Without including any pictures, write out the listing below exactly.

+++ Provided data +++

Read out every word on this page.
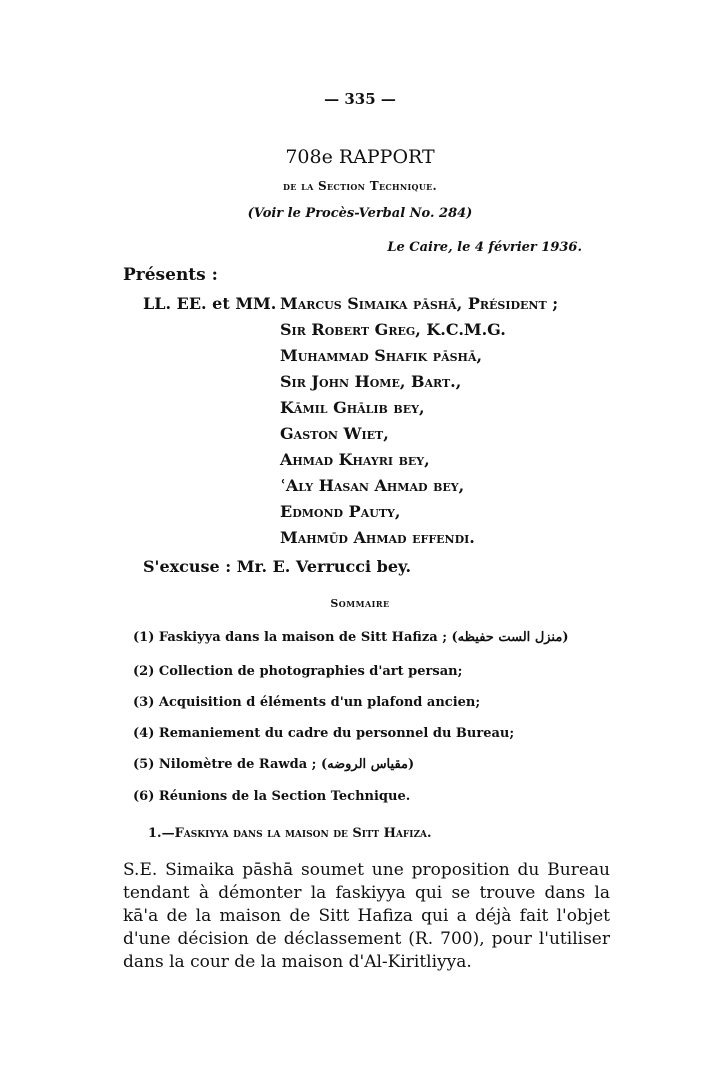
— 335 —
708e RAPPORT
de la Section Technique.
(Voir le Procès-Verbal No. 284)
Le Caire, le 4 février 1936.
Présents :
LL. EE. et MM. Marcus Simaika pāshā, Président ;
Sir Robert Greg, K.C.M.G.
Muhammad Shafik pāshā,
Sir John Home, Bart.,
Kāmil Ghālib bey,
Gaston Wiet,
Ahmad Khayri bey,
ʿAly Hasan Ahmad bey,
Edmond Pauty,
Mahmūd Ahmad effendi.
S'excuse : Mr. E. Verrucci bey.
Sommaire
(1) Faskiyya dans la maison de Sitt Hafiza (منزل الست حفيظه) ;
(2) Collection de photographies d'art persan;
(3) Acquisition d éléments d'un plafond ancien;
(4) Remaniement du cadre du personnel du Bureau;
(5) Nilomètre de Rawda (مقياس الروضه) ;
(6) Réunions de la Section Technique.
1.—Faskiyya dans la maison de Sitt Hafiza.
S.E. Simaika pāshā soumet une proposition du Bureau tendant à démonter la faskiyya qui se trouve dans la kā'a de la maison de Sitt Hafiza qui a déjà fait l'objet d'une décision de déclassement (R. 700), pour l'utiliser dans la cour de la maison d'Al-Kiritliyya.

+++

▶ **Answer for this exercise**
Read out every word on this page.
— 335 —
708e RAPPORT
de la Section Technique.
(Voir le Procès-Verbal No. 284)
Le Caire, le 4 février 1936.
Présents :
LL. EE. et MM. Marcus Simaika pāshā, Président ;
Sir Robert Greg, K.C.M.G.
Muhammad Shafik pāshā,
Sir John Home, Bart.,
Kāmil Ghālib bey,
Gaston Wiet,
Ahmad Khayri bey,
ʿAly Hasan Ahmad bey,
Edmond Pauty,
Mahmūd Ahmad effendi.
S'excuse : Mr. E. Verrucci bey.
Sommaire
(1) Faskiyya dans la maison de Sitt Hafiza (منزل الست حفيظه) ;
(2) Collection de photographies d'art persan;
(3) Acquisition d éléments d'un plafond ancien;
(4) Remaniement du cadre du personnel du Bureau;
(5) Nilomètre de Rawda (مقياس الروضه) ;
(6) Réunions de la Section Technique.
1.—Faskiyya dans la maison de Sitt Hafiza.
S.E. Simaika pāshā soumet une proposition du Bureau tendant à démonter la faskiyya qui se trouve dans la kā'a de la maison de Sitt Hafiza qui a déjà fait l'objet d'une décision de déclassement (R. 700), pour l'utiliser dans la cour de la maison d'Al-Kiritliyya.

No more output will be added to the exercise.